## [EXERCISE DIRECTIONS]
Single out the lines of the material that contain "fidem" and copy them.
★ ★ ★
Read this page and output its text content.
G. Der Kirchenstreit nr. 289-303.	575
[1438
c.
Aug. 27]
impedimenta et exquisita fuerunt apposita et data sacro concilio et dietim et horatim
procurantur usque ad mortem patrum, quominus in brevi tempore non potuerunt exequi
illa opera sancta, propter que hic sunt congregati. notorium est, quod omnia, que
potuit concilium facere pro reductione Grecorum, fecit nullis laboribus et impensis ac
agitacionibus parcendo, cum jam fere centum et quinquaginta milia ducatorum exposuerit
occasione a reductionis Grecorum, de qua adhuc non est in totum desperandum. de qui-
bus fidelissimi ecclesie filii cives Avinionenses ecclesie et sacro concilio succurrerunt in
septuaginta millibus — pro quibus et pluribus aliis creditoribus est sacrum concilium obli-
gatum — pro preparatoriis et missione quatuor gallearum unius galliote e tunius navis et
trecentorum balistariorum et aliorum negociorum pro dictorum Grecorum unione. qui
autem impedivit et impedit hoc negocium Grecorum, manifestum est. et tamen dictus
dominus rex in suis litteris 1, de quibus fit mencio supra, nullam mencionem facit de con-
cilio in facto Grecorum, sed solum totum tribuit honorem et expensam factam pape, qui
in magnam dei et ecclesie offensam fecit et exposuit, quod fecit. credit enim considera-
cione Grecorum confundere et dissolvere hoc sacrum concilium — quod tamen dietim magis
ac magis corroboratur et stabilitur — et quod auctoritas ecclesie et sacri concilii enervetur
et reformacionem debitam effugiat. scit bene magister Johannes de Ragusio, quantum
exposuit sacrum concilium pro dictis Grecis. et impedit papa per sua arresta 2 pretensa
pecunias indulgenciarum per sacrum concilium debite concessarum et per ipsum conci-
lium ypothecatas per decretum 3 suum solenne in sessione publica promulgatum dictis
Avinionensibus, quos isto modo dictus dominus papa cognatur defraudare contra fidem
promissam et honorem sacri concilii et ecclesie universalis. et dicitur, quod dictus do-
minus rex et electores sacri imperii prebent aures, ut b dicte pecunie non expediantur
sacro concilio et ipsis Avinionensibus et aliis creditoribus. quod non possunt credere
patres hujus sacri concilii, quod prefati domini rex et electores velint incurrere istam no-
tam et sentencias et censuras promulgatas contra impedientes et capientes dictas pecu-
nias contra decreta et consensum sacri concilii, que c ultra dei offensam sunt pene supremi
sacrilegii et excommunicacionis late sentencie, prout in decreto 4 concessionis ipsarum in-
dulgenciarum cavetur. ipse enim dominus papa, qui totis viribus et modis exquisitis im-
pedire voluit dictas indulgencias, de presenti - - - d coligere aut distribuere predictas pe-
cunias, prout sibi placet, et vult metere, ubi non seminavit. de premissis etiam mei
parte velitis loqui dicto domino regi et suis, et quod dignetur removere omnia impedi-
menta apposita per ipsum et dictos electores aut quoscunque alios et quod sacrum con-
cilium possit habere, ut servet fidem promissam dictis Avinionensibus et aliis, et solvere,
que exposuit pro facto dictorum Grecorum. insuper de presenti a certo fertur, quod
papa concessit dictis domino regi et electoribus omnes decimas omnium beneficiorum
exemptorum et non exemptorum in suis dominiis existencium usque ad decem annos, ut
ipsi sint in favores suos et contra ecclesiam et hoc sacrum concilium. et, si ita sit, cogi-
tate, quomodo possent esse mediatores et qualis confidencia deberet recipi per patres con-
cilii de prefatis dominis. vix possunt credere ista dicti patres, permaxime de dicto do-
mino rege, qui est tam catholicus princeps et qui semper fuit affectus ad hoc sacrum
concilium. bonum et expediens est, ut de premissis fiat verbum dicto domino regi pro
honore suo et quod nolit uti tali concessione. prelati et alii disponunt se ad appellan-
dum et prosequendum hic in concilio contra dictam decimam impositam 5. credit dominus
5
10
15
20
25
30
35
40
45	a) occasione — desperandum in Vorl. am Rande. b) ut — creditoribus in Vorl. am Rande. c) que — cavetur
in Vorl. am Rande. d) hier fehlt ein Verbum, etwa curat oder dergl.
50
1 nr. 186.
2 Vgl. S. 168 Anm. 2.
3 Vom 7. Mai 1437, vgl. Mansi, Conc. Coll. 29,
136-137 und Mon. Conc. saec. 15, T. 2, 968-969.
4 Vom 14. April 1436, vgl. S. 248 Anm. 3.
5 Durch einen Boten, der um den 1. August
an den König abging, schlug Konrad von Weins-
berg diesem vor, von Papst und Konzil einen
★ ★ ★
## [THE REPLY]
Avinionensibus, quos isto modo dictus dominus papa cognatur defraudare contra fidem
cilium possit habere, ut servet fidem promissam dictis Avinionensibus et aliis, et solvere,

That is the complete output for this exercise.